[Dataset items]
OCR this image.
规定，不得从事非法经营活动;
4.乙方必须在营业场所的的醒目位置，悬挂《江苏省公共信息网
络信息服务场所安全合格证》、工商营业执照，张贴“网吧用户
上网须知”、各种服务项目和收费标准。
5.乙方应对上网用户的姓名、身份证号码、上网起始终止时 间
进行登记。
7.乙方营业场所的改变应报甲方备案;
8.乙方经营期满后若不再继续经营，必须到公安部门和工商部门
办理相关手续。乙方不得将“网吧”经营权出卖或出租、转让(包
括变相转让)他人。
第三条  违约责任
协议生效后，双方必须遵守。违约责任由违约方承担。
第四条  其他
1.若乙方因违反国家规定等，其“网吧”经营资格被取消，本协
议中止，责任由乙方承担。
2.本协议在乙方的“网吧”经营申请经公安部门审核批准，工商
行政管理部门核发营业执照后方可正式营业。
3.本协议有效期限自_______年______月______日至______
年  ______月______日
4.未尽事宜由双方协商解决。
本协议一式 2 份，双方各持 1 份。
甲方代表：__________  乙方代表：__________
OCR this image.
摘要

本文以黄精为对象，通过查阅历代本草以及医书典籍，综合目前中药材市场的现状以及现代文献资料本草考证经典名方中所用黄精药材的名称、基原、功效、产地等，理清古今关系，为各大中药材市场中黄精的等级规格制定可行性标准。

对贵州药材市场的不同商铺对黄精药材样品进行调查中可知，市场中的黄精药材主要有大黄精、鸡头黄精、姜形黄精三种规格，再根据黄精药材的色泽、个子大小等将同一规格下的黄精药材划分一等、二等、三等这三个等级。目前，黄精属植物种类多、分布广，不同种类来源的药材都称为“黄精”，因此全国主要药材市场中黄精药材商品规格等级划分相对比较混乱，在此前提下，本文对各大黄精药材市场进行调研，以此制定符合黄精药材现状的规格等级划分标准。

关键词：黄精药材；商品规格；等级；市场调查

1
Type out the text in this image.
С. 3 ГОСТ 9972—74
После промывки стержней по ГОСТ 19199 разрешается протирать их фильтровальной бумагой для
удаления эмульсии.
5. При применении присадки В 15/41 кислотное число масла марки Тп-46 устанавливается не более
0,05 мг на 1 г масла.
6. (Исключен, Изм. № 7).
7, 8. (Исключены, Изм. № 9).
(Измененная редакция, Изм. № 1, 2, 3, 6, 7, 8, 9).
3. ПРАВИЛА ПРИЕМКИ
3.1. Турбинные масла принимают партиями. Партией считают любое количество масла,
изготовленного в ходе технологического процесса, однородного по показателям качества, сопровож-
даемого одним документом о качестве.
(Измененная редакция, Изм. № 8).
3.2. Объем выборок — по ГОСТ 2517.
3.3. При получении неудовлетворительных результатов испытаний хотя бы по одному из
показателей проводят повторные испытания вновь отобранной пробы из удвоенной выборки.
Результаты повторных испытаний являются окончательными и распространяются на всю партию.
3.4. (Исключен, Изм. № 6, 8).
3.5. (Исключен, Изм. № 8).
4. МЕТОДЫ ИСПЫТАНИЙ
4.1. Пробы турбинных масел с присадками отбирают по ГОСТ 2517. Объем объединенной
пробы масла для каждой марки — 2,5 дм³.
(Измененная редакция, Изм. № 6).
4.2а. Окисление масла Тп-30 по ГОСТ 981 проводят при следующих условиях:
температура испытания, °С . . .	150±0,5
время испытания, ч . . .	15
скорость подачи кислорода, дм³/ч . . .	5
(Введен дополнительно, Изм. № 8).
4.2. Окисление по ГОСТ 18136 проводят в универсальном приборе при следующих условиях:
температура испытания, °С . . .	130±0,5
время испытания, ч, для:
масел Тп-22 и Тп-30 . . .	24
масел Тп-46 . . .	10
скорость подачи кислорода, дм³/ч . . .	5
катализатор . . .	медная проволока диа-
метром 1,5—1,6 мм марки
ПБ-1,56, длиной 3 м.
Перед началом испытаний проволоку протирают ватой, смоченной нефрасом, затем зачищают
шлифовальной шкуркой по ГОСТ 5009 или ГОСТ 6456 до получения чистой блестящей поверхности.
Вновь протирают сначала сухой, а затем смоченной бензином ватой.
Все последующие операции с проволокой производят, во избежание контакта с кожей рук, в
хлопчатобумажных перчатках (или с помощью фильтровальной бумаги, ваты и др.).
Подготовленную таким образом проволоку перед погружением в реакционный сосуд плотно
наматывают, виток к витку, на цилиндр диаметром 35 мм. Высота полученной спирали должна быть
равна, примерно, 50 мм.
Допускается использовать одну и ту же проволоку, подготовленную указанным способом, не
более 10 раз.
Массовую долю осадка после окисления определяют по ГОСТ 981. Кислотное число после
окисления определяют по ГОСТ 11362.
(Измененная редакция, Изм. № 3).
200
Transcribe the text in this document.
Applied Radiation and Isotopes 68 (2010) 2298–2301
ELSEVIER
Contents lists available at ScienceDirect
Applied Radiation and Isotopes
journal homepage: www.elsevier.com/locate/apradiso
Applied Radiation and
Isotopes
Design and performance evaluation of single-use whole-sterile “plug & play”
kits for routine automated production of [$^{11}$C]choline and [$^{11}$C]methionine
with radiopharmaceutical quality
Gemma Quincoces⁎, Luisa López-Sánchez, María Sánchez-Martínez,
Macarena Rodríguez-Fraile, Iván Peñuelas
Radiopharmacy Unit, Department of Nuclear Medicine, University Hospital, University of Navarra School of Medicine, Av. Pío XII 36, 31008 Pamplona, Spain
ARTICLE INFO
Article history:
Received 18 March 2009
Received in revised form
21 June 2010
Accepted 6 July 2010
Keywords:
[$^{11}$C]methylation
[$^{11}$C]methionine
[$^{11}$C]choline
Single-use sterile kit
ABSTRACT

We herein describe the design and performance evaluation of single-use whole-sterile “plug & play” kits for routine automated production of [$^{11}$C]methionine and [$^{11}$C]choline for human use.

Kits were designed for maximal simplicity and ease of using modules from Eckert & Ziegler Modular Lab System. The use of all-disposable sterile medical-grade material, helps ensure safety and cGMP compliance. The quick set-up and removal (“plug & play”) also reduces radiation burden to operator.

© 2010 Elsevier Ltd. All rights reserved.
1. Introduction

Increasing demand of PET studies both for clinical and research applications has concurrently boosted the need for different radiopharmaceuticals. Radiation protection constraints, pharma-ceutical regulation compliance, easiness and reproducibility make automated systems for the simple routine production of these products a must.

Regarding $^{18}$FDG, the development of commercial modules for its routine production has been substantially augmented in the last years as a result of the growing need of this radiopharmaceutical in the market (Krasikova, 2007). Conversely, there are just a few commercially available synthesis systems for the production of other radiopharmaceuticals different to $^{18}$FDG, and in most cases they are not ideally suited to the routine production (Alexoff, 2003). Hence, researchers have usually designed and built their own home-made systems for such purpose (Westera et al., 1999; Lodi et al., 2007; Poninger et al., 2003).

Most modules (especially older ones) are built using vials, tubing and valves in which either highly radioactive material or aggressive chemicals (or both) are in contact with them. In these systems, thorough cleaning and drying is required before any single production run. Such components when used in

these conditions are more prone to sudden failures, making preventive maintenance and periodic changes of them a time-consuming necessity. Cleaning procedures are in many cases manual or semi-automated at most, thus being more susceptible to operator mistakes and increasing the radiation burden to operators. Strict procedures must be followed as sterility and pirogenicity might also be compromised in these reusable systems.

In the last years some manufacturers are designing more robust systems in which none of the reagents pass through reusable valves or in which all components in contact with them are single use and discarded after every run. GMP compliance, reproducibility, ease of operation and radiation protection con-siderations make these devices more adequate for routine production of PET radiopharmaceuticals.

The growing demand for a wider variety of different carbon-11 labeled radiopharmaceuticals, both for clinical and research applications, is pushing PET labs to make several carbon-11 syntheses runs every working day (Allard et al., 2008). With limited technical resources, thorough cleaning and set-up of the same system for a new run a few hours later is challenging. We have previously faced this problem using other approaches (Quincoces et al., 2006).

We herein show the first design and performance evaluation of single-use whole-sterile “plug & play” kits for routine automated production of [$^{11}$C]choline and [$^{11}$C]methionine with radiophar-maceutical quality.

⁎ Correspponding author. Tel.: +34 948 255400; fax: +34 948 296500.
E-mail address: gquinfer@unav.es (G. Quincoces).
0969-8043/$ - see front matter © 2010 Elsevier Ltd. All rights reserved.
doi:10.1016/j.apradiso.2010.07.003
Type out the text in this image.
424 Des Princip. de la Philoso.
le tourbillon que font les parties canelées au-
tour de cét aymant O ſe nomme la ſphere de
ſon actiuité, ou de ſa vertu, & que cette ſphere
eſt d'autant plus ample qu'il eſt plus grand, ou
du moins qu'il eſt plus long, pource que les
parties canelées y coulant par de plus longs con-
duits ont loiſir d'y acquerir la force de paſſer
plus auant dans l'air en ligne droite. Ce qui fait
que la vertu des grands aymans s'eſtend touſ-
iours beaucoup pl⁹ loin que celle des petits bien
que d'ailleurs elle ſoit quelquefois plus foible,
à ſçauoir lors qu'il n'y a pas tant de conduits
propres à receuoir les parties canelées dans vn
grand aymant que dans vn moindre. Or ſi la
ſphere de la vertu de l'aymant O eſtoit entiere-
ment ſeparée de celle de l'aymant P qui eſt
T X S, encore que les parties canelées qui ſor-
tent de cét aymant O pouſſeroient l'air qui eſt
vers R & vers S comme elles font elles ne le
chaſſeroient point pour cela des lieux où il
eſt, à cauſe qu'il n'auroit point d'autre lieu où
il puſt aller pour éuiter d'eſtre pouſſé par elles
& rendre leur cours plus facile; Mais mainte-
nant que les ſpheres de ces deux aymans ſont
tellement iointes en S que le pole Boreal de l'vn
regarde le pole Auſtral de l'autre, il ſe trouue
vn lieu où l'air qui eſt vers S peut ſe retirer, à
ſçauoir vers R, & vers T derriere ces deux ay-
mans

* [Task to complete]:
Pull out every line in the data above that has the word "протирают".

* [Result below]:
Перед началом испытаний проволоку протирают ватой, смоченной нефрасом, затем зачищают
Вновь протирают сначала сухой, а затем смоченной бензином ватой.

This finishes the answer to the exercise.